The data below should be copied over with complete accuracy.

::: Provided data :::

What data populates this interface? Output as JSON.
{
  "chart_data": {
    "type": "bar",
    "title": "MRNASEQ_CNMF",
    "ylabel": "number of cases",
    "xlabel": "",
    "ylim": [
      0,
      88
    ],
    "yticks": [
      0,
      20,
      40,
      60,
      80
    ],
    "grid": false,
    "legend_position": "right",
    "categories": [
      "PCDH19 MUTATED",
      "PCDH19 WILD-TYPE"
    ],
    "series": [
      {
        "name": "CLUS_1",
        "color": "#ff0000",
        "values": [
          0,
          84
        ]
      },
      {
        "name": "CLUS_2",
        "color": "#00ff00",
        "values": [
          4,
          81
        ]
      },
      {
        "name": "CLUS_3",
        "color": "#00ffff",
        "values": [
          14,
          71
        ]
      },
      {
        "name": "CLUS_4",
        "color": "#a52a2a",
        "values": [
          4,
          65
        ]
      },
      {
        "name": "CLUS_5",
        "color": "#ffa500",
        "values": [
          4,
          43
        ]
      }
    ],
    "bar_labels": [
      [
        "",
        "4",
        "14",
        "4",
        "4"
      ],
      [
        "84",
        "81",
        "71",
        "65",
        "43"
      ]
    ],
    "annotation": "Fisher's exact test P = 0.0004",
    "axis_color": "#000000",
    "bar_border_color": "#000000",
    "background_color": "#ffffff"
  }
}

:::

**Finished task:**
What data populates this interface? Output as JSON.
{
  "chart_data": {
    "type": "bar",
    "title": "MRNASEQ_CNMF",
    "ylabel": "number of cases",
    "xlabel": "",
    "ylim": [
      0,
      88
    ],
    "yticks": [
      0,
      20,
      40,
      60,
      80
    ],
    "grid": false,
    "legend_position": "right",
    "categories": [
      "PCDH19 MUTATED",
      "PCDH19 WILD-TYPE"
    ],
    "series": [
      {
        "name": "CLUS_1",
        "color": "#ff0000",
        "values": [
          0,
          84
        ]
      },
      {
        "name": "CLUS_2",
        "color": "#00ff00",
        "values": [
          4,
          81
        ]
      },
      {
        "name": "CLUS_3",
        "color": "#00ffff",
        "values": [
          14,
          71
        ]
      },
      {
        "name": "CLUS_4",
        "color": "#a52a2a",
        "values": [
          4,
          65
        ]
      },
      {
        "name": "CLUS_5",
        "color": "#ffa500",
        "values": [
          4,
          43
        ]
      }
    ],
    "bar_labels": [
      [
        "",
        "4",
        "14",
        "4",
        "4"
      ],
      [
        "84",
        "81",
        "71",
        "65",
        "43"
      ]
    ],
    "annotation": "Fisher's exact test P = 0.0004",
    "axis_color": "#000000",
    "bar_border_color": "#000000",
    "background_color": "#ffffff"
  }
}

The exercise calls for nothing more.